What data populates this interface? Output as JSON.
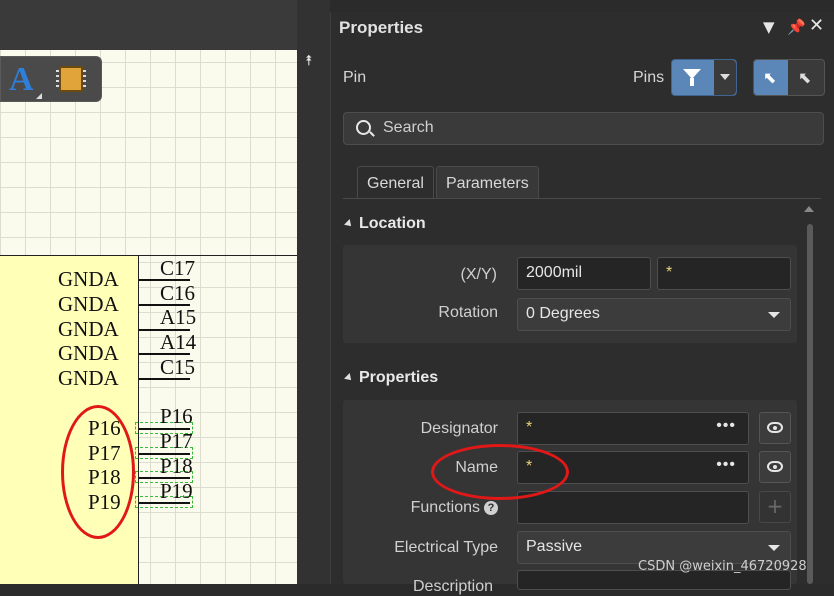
{
  "schematic": {
    "left_names": [
      "GNDA",
      "GNDA",
      "GNDA",
      "GNDA",
      "GNDA",
      "P16",
      "P17",
      "P18",
      "P19"
    ],
    "pin_numbers": [
      "C17",
      "C16",
      "A15",
      "A14",
      "C15",
      "P16",
      "P17",
      "P18",
      "P19"
    ]
  },
  "panel": {
    "title": "Properties",
    "object_kind": "Pin",
    "filter_label": "Pins",
    "search_placeholder": "Search",
    "tabs": [
      {
        "label": "General",
        "active": true
      },
      {
        "label": "Parameters",
        "active": false
      }
    ],
    "location": {
      "header": "Location",
      "xy_label": "(X/Y)",
      "x_value": "2000mil",
      "y_value": "*",
      "rotation_label": "Rotation",
      "rotation_value": "0 Degrees"
    },
    "properties": {
      "header": "Properties",
      "designator_label": "Designator",
      "designator_value": "*",
      "name_label": "Name",
      "name_value": "*",
      "functions_label": "Functions",
      "electrical_type_label": "Electrical Type",
      "electrical_type_value": "Passive",
      "description_label": "Description"
    }
  },
  "watermark": "CSDN @weixin_46720928",
  "colors": {
    "panel_bg": "#2d2d2d",
    "accent": "#5a86b8",
    "highlight_ellipse": "#e01818",
    "component_fill": "#ffffb8",
    "value_star": "#e8d27a"
  }
}
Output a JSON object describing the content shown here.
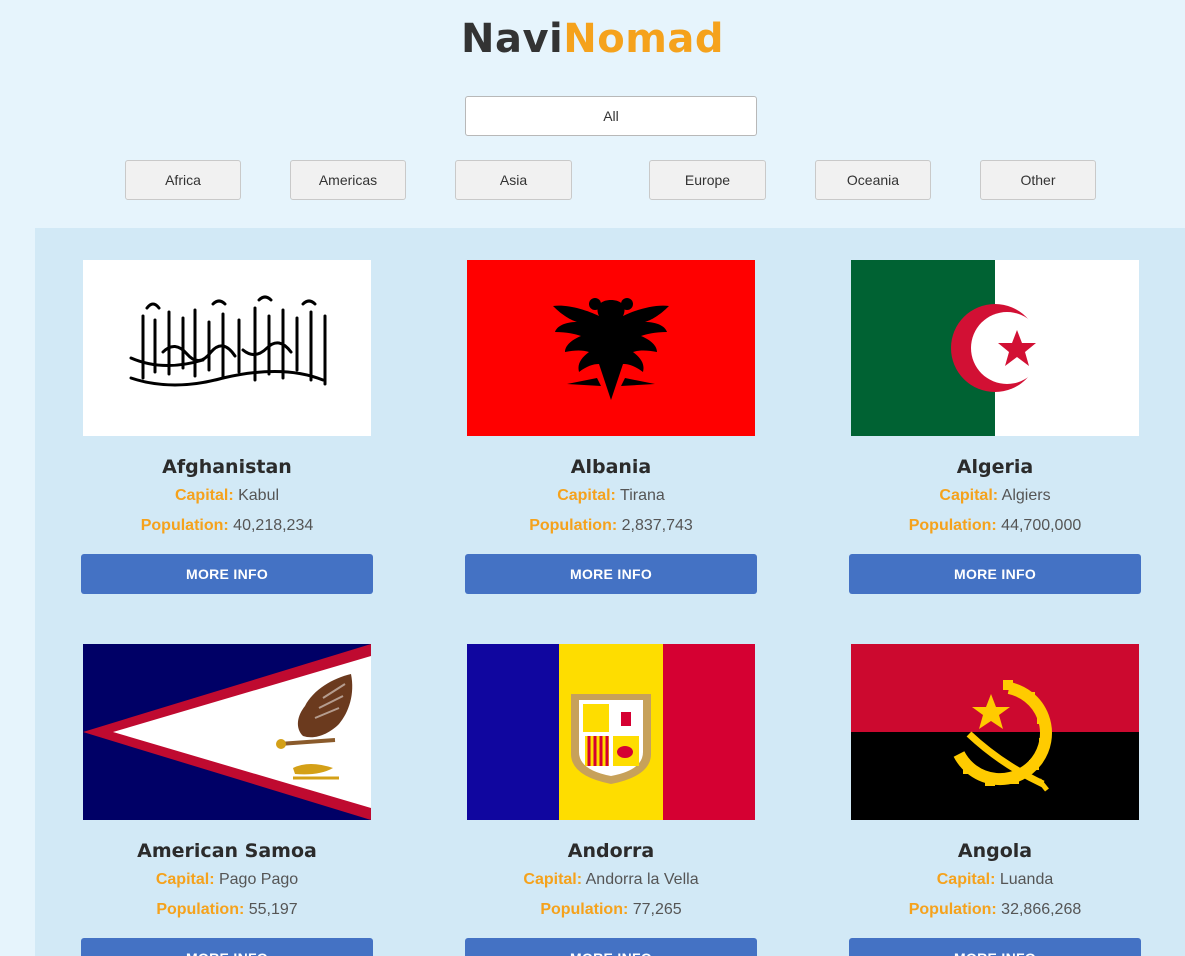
{
  "brand": {
    "part1": "Navi",
    "part2": "Nomad",
    "accent": "#f5a21c"
  },
  "filters": {
    "all": "All",
    "regions": [
      "Africa",
      "Americas",
      "Asia",
      "Europe",
      "Oceania",
      "Other"
    ]
  },
  "countries": [
    {
      "name": "Afghanistan",
      "capital_label": "Capital:",
      "capital": "Kabul",
      "population_label": "Population:",
      "population": "40,218,234",
      "button": "MORE INFO",
      "flag": "afghanistan-flag"
    },
    {
      "name": "Albania",
      "capital_label": "Capital:",
      "capital": "Tirana",
      "population_label": "Population:",
      "population": "2,837,743",
      "button": "MORE INFO",
      "flag": "albania-flag"
    },
    {
      "name": "Algeria",
      "capital_label": "Capital:",
      "capital": "Algiers",
      "population_label": "Population:",
      "population": "44,700,000",
      "button": "MORE INFO",
      "flag": "algeria-flag"
    },
    {
      "name": "American Samoa",
      "capital_label": "Capital:",
      "capital": "Pago Pago",
      "population_label": "Population:",
      "population": "55,197",
      "button": "MORE INFO",
      "flag": "american-samoa-flag"
    },
    {
      "name": "Andorra",
      "capital_label": "Capital:",
      "capital": "Andorra la Vella",
      "population_label": "Population:",
      "population": "77,265",
      "button": "MORE INFO",
      "flag": "andorra-flag"
    },
    {
      "name": "Angola",
      "capital_label": "Capital:",
      "capital": "Luanda",
      "population_label": "Population:",
      "population": "32,866,268",
      "button": "MORE INFO",
      "flag": "angola-flag"
    }
  ],
  "colors": {
    "button": "#4472c4",
    "background": "#e6f4fc",
    "grid_background": "#d2e9f6"
  }
}
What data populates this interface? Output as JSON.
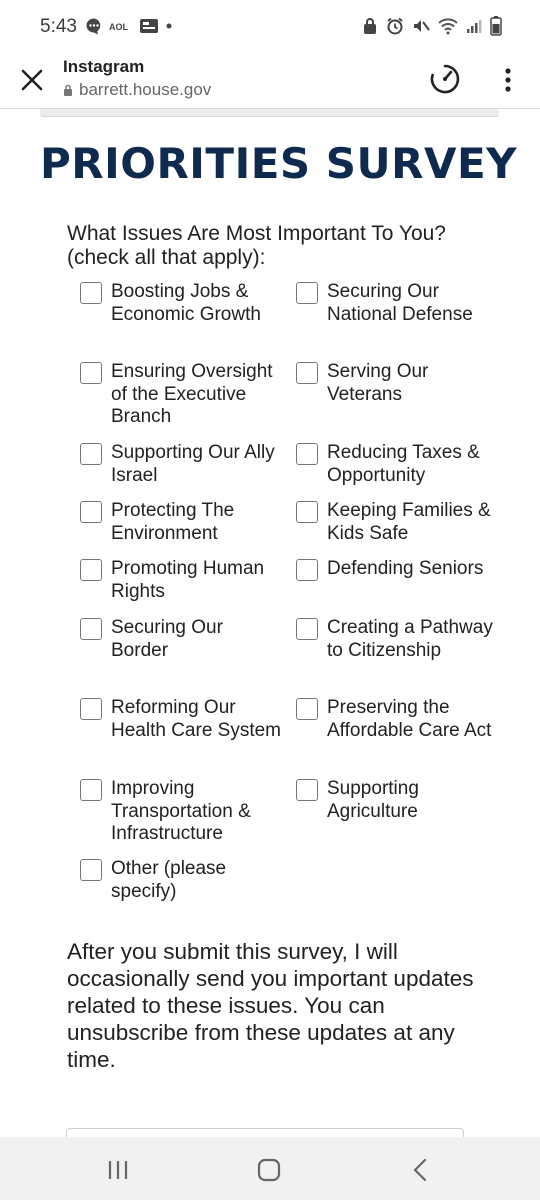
{
  "status_bar": {
    "time": "5:43",
    "left_icons": [
      "chat-bubble-icon",
      "aol-icon",
      "caller-id-icon",
      "dot-icon"
    ],
    "right_icons": [
      "lock-icon",
      "alarm-icon",
      "mute-icon",
      "wifi-icon",
      "signal-icon",
      "battery-icon"
    ]
  },
  "browser": {
    "title": "Instagram",
    "url": "barrett.house.gov"
  },
  "survey": {
    "title": "PRIORITIES SURVEY",
    "question": "What Issues Are Most Important To You? (check all that apply):",
    "options": [
      {
        "label": "Boosting Jobs & Economic Growth",
        "checked": false
      },
      {
        "label": "Securing Our National Defense",
        "checked": false
      },
      {
        "label": "Ensuring Oversight of the Executive Branch",
        "checked": false
      },
      {
        "label": "Serving Our Veterans",
        "checked": false
      },
      {
        "label": "Supporting Our Ally Israel",
        "checked": false
      },
      {
        "label": "Reducing Taxes & Opportunity",
        "checked": false
      },
      {
        "label": "Protecting The Environment",
        "checked": false
      },
      {
        "label": "Keeping Families & Kids Safe",
        "checked": false
      },
      {
        "label": "Promoting Human Rights",
        "checked": false
      },
      {
        "label": "Defending Seniors",
        "checked": false
      },
      {
        "label": "Securing Our Border",
        "checked": false
      },
      {
        "label": "Creating a Pathway to Citizenship",
        "checked": false
      },
      {
        "label": "Reforming Our Health Care System",
        "checked": false
      },
      {
        "label": "Preserving the Affordable Care Act",
        "checked": false
      },
      {
        "label": "Improving Transportation & Infrastructure",
        "checked": false
      },
      {
        "label": "Supporting Agriculture",
        "checked": false
      },
      {
        "label": "Other (please specify)",
        "checked": false
      }
    ],
    "note": "After you submit this survey, I will occasionally send you important updates related to these issues. You can unsubscribe from these updates at any time."
  },
  "colors": {
    "title": "#0f2a4f",
    "text": "#222222",
    "nav_bar": "#f1f1f1"
  }
}
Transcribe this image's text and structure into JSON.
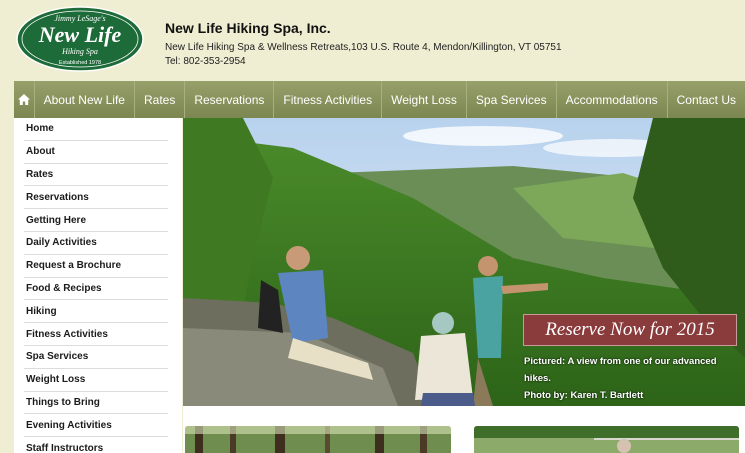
{
  "logo": {
    "top_text": "Jimmy LeSage's",
    "main_text": "New Life",
    "sub_text": "Hiking Spa",
    "est_text": "Established 1978"
  },
  "header": {
    "name": "New Life Hiking Spa, Inc.",
    "address": "New Life Hiking Spa & Wellness Retreats,103 U.S. Route 4, Mendon/Killington, VT 05751",
    "tel": "Tel: 802-353-2954"
  },
  "nav": {
    "home_icon": "home-icon",
    "items": [
      "About New Life",
      "Rates",
      "Reservations",
      "Fitness Activities",
      "Weight Loss",
      "Spa Services",
      "Accommodations",
      "Contact Us"
    ]
  },
  "sidebar": {
    "items": [
      "Home",
      "About",
      "Rates",
      "Reservations",
      "Getting Here",
      "Daily Activities",
      "Request a Brochure",
      "Food & Recipes",
      "Hiking",
      "Fitness Activities",
      "Spa Services",
      "Weight Loss",
      "Things to Bring",
      "Evening Activities",
      "Staff Instructors"
    ]
  },
  "hero": {
    "badge": "Reserve Now for 2015",
    "caption_line1": "Pictured:  A view from one of our advanced hikes.",
    "caption_line2": "Photo by: Karen T. Bartlett"
  },
  "colors": {
    "background": "#efedd2",
    "nav": "#8a9360",
    "logo_green": "#1e6b3a",
    "badge": "#8a3b3b"
  }
}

^^^^^^^^

STATED EXERCISE - Of the lines in the material, how many hold the word "Securing"? Reply with the number only.

FULL SOLUTION - 2